### BRANO PROPOSTO

>>>>>

Questa guerra a differenza di altre ci è entrata in casa ed è entrata nella stanza della terapia e nelle sue conversazioni. A portarcela in casa quotidianamente sono i media come mai in precedenza.
Paura, ansia, indignazione e rabbia si manifestano nelle parole di pazienti ma anche in quelle di chi incontriamo. Nonostante faccia stare male non riusciamo a rinunciare alle immagini, alle ultime sui movimenti delle truppe, a raccogliere notizie sulle violenze perpetrate e sul fiume umano carico di sofferenza che si sta allontanando dal proprio paese.
Mi sono chiesta come mai? Cosa significa rimanere costantemente in quel luogo di violenza? Qual è il senso di ore e ore di dirette televisive, lettura di post e aggiornamenti sui siti all news?

<<<<<

### DESCRIZIONE DEL COMPITO
Riporta dal brano proposto la parte da "Questa guerra a" a "mai in precedenza.", copiandola parola per parola. I record qui sotto non servono per svolgere il lavoro.

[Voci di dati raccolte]
>>>>>

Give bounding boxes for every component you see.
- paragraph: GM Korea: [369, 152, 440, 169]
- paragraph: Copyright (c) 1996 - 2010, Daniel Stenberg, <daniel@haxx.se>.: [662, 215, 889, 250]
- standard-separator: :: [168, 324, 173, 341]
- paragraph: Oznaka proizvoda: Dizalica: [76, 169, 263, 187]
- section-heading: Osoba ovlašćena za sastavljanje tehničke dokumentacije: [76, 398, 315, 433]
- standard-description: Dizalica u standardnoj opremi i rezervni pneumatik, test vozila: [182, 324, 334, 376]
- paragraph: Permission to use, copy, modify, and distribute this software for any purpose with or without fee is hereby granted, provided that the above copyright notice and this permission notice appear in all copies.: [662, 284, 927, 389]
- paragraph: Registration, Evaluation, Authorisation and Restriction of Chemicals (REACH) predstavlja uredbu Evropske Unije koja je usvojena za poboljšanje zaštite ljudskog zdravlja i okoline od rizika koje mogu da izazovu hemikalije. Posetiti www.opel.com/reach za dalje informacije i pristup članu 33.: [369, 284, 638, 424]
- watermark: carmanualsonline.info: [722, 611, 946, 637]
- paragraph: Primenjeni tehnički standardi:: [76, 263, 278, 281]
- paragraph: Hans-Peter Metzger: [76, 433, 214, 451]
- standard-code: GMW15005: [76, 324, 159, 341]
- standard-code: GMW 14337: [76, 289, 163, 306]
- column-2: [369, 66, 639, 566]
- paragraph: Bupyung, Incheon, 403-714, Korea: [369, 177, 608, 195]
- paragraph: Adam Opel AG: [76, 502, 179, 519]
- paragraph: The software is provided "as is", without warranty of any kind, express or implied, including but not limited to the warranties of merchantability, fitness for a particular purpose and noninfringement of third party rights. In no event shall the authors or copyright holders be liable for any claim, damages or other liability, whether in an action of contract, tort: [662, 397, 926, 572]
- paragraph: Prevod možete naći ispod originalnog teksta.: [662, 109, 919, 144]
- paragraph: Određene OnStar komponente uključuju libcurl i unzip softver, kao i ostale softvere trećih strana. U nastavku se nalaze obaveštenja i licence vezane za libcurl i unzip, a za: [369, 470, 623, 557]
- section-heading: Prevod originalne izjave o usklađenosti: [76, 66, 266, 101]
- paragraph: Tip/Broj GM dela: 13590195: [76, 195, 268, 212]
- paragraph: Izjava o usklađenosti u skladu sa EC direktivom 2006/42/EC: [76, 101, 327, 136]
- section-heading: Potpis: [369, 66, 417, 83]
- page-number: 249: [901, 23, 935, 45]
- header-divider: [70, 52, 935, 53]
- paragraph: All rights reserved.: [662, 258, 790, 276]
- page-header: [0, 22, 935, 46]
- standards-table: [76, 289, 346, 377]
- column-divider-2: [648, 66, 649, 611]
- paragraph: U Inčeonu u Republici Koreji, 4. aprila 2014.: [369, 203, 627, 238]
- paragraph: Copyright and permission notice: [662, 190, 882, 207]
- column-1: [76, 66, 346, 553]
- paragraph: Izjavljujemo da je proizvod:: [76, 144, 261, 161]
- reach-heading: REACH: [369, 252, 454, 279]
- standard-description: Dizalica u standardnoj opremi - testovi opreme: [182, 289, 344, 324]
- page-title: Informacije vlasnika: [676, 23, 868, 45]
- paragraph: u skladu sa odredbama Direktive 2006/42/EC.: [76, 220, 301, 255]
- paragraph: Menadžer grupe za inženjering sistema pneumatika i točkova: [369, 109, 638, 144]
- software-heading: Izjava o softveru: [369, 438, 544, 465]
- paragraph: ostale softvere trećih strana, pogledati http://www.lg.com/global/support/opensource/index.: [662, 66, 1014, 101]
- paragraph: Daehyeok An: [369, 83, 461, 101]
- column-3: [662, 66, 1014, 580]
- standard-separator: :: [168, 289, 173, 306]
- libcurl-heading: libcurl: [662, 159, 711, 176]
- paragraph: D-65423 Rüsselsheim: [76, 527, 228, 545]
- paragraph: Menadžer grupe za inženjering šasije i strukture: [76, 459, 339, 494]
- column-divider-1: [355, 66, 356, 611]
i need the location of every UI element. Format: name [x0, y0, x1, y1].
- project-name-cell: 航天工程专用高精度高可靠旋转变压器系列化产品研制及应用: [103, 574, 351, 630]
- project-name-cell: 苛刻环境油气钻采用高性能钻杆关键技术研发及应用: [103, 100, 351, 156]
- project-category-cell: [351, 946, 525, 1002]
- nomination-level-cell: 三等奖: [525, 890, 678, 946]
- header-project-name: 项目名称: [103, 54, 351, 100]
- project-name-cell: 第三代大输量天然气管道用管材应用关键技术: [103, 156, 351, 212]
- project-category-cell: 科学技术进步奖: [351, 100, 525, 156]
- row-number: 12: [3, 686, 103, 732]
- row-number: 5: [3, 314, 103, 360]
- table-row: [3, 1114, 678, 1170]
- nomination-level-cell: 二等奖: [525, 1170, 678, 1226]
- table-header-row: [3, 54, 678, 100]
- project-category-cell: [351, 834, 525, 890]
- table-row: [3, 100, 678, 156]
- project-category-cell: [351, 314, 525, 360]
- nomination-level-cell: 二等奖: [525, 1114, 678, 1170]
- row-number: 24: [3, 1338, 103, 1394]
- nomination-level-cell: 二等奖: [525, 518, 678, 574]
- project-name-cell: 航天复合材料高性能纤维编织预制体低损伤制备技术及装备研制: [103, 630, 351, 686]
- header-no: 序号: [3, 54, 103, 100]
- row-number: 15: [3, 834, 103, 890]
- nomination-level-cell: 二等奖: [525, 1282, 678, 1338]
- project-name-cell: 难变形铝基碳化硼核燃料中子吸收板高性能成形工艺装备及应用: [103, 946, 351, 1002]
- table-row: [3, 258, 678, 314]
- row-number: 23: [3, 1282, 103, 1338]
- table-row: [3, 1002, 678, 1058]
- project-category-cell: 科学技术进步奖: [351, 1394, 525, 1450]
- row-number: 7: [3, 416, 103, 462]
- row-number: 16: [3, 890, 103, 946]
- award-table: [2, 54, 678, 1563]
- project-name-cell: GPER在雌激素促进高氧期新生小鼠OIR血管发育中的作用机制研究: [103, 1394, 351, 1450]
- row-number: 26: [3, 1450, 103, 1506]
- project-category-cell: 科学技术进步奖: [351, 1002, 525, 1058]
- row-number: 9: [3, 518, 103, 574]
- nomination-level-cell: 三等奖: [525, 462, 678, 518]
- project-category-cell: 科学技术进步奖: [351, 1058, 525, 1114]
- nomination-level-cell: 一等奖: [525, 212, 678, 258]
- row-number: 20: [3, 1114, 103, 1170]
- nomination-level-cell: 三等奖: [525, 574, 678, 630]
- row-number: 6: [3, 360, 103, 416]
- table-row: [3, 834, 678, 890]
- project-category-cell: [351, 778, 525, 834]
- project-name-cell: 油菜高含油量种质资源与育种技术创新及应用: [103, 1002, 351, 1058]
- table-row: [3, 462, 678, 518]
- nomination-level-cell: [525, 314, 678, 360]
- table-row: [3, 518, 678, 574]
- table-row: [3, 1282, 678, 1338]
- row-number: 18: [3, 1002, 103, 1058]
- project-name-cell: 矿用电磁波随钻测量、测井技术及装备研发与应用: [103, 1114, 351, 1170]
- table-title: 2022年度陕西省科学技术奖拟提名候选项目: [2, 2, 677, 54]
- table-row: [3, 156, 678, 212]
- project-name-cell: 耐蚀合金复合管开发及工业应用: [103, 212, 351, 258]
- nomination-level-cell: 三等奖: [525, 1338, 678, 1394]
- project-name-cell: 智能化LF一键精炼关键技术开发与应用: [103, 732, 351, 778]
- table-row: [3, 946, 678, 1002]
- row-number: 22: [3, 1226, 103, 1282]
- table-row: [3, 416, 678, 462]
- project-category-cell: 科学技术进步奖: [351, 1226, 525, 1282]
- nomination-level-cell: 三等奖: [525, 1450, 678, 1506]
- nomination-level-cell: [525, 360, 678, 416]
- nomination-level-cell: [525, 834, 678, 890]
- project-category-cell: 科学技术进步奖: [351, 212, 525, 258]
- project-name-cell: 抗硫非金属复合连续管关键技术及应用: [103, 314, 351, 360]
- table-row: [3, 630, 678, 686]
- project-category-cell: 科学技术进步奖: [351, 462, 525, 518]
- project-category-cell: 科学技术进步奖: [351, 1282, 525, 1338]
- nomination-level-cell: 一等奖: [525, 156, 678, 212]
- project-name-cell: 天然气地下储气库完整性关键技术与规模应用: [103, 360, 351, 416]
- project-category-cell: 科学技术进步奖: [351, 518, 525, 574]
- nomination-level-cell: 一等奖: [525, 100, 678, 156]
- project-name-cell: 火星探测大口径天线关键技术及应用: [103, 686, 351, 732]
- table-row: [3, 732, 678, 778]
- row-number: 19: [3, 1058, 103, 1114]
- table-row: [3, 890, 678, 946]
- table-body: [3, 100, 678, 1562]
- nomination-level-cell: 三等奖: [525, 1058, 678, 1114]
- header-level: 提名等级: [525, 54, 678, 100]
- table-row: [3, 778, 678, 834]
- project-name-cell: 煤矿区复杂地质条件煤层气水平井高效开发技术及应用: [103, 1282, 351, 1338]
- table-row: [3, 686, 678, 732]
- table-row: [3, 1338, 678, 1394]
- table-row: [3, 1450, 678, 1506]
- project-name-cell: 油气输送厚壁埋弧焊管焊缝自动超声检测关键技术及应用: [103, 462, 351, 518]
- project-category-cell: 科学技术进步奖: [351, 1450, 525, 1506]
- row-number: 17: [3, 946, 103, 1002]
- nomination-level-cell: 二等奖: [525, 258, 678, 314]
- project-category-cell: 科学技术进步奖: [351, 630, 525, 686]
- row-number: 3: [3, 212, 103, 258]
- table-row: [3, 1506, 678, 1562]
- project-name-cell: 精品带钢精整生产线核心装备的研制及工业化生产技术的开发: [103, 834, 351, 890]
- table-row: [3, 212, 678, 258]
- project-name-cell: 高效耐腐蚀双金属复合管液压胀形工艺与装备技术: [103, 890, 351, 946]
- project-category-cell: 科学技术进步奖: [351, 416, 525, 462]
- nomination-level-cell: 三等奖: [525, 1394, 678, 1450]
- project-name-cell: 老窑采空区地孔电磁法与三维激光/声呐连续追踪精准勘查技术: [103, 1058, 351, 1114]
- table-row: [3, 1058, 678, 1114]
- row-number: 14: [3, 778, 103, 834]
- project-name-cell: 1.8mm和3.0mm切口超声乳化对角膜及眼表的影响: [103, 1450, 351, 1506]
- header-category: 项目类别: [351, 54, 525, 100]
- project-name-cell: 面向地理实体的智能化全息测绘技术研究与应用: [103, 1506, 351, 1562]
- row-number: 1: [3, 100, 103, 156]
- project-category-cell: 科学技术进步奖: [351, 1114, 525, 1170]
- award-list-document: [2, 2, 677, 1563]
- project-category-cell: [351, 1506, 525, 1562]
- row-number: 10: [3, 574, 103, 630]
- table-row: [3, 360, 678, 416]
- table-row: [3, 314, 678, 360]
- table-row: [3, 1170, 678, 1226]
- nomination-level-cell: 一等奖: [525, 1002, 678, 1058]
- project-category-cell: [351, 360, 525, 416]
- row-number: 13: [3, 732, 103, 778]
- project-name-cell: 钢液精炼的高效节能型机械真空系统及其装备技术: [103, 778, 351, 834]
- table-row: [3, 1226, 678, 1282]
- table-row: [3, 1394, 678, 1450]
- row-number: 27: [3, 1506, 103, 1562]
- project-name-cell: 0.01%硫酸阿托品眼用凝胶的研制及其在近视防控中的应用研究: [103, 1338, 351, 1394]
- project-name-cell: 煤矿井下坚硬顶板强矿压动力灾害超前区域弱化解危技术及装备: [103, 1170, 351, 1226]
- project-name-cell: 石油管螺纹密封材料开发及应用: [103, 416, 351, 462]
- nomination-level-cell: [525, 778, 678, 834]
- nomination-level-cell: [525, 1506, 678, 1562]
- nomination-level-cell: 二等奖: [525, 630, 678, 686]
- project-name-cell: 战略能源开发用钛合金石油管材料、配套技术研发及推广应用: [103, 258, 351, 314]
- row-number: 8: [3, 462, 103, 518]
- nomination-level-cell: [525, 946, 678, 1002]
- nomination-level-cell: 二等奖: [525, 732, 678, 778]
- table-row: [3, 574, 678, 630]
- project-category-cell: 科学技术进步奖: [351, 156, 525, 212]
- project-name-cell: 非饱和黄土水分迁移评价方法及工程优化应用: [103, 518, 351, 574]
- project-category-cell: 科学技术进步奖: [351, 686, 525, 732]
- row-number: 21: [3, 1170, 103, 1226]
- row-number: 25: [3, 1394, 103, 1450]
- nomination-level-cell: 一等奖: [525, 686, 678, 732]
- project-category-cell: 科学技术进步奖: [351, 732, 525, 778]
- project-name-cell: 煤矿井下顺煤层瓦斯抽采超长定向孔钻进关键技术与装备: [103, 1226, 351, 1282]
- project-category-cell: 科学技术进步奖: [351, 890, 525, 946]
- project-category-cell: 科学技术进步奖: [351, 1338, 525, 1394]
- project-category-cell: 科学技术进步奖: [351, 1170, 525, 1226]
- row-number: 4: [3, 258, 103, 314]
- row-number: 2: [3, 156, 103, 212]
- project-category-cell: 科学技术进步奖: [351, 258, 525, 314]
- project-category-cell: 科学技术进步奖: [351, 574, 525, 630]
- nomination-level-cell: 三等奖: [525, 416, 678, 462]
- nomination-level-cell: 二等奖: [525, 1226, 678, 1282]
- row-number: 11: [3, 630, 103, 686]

<<<<<

### RISULTATO ESERCIZIO
Questa guerra a differenza di altre ci è entrata in casa ed è entrata nella stanza della terapia e nelle sue conversazioni. A portarcela in casa quotidianamente sono i media come mai in precedenza.